Repeat the material exactly as it appears.

· · · · ·

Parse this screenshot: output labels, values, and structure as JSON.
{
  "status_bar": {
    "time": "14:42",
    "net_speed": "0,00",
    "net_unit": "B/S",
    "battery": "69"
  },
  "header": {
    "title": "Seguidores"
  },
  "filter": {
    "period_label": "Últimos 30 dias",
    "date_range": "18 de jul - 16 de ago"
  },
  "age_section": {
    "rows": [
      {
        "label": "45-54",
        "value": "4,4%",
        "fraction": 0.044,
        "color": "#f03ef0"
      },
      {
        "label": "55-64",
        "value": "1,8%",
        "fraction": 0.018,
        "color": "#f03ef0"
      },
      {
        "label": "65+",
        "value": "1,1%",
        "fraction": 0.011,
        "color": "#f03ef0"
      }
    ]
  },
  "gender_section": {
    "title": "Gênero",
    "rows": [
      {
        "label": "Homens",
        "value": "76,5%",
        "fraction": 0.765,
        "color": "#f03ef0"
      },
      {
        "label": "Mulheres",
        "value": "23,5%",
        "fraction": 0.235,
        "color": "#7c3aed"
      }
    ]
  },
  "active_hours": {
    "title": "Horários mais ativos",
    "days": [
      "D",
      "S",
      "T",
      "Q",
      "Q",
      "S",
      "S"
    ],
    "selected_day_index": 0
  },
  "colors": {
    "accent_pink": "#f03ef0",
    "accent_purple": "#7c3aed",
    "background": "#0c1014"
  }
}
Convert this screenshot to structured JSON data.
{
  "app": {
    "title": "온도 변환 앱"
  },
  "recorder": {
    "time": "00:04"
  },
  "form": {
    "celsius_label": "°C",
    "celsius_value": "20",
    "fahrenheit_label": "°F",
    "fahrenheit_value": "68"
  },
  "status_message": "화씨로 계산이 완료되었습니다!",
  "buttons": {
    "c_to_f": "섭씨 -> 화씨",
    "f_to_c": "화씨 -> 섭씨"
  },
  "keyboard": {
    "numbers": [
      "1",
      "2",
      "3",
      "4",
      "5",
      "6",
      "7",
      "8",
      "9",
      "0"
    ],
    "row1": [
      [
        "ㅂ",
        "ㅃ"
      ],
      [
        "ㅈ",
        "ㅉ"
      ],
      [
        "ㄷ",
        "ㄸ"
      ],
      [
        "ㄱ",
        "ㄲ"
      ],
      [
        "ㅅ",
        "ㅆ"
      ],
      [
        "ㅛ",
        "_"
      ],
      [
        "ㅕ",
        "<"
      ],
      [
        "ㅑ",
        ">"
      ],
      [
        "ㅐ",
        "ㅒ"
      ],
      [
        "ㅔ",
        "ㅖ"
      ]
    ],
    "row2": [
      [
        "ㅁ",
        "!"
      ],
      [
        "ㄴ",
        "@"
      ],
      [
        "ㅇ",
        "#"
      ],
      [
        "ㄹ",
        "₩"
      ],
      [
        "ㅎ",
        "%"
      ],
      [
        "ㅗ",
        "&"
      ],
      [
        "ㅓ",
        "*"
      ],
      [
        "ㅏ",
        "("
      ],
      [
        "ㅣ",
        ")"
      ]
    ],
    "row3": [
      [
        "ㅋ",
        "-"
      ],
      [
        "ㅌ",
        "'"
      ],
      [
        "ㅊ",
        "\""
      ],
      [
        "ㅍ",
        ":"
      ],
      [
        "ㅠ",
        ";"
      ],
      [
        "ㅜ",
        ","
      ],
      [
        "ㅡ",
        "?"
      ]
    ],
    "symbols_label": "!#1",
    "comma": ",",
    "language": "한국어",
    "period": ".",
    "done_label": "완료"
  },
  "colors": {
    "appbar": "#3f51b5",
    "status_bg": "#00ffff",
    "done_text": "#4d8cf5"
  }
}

· · · · ·

- **Finished task**
Parse this screenshot: output labels, values, and structure as JSON.
{
  "status_bar": {
    "time": "14:42",
    "net_speed": "0,00",
    "net_unit": "B/S",
    "battery": "69"
  },
  "header": {
    "title": "Seguidores"
  },
  "filter": {
    "period_label": "Últimos 30 dias",
    "date_range": "18 de jul - 16 de ago"
  },
  "age_section": {
    "rows": [
      {
        "label": "45-54",
        "value": "4,4%",
        "fraction": 0.044,
        "color": "#f03ef0"
      },
      {
        "label": "55-64",
        "value": "1,8%",
        "fraction": 0.018,
        "color": "#f03ef0"
      },
      {
        "label": "65+",
        "value": "1,1%",
        "fraction": 0.011,
        "color": "#f03ef0"
      }
    ]
  },
  "gender_section": {
    "title": "Gênero",
    "rows": [
      {
        "label": "Homens",
        "value": "76,5%",
        "fraction": 0.765,
        "color": "#f03ef0"
      },
      {
        "label": "Mulheres",
        "value": "23,5%",
        "fraction": 0.235,
        "color": "#7c3aed"
      }
    ]
  },
  "active_hours": {
    "title": "Horários mais ativos",
    "days": [
      "D",
      "S",
      "T",
      "Q",
      "Q",
      "S",
      "S"
    ],
    "selected_day_index": 0
  },
  "colors": {
    "accent_pink": "#f03ef0",
    "accent_purple": "#7c3aed",
    "background": "#0c1014"
  }
}
Convert this screenshot to structured JSON data.
{
  "app": {
    "title": "온도 변환 앱"
  },
  "recorder": {
    "time": "00:04"
  },
  "form": {
    "celsius_label": "°C",
    "celsius_value": "20",
    "fahrenheit_label": "°F",
    "fahrenheit_value": "68"
  },
  "status_message": "화씨로 계산이 완료되었습니다!",
  "buttons": {
    "c_to_f": "섭씨 -> 화씨",
    "f_to_c": "화씨 -> 섭씨"
  },
  "keyboard": {
    "numbers": [
      "1",
      "2",
      "3",
      "4",
      "5",
      "6",
      "7",
      "8",
      "9",
      "0"
    ],
    "row1": [
      [
        "ㅂ",
        "ㅃ"
      ],
      [
        "ㅈ",
        "ㅉ"
      ],
      [
        "ㄷ",
        "ㄸ"
      ],
      [
        "ㄱ",
        "ㄲ"
      ],
      [
        "ㅅ",
        "ㅆ"
      ],
      [
        "ㅛ",
        "_"
      ],
      [
        "ㅕ",
        "<"
      ],
      [
        "ㅑ",
        ">"
      ],
      [
        "ㅐ",
        "ㅒ"
      ],
      [
        "ㅔ",
        "ㅖ"
      ]
    ],
    "row2": [
      [
        "ㅁ",
        "!"
      ],
      [
        "ㄴ",
        "@"
      ],
      [
        "ㅇ",
        "#"
      ],
      [
        "ㄹ",
        "₩"
      ],
      [
        "ㅎ",
        "%"
      ],
      [
        "ㅗ",
        "&"
      ],
      [
        "ㅓ",
        "*"
      ],
      [
        "ㅏ",
        "("
      ],
      [
        "ㅣ",
        ")"
      ]
    ],
    "row3": [
      [
        "ㅋ",
        "-"
      ],
      [
        "ㅌ",
        "'"
      ],
      [
        "ㅊ",
        "\""
      ],
      [
        "ㅍ",
        ":"
      ],
      [
        "ㅠ",
        ";"
      ],
      [
        "ㅜ",
        ","
      ],
      [
        "ㅡ",
        "?"
      ]
    ],
    "symbols_label": "!#1",
    "comma": ",",
    "language": "한국어",
    "period": ".",
    "done_label": "완료"
  },
  "colors": {
    "appbar": "#3f51b5",
    "status_bg": "#00ffff",
    "done_text": "#4d8cf5"
  }
}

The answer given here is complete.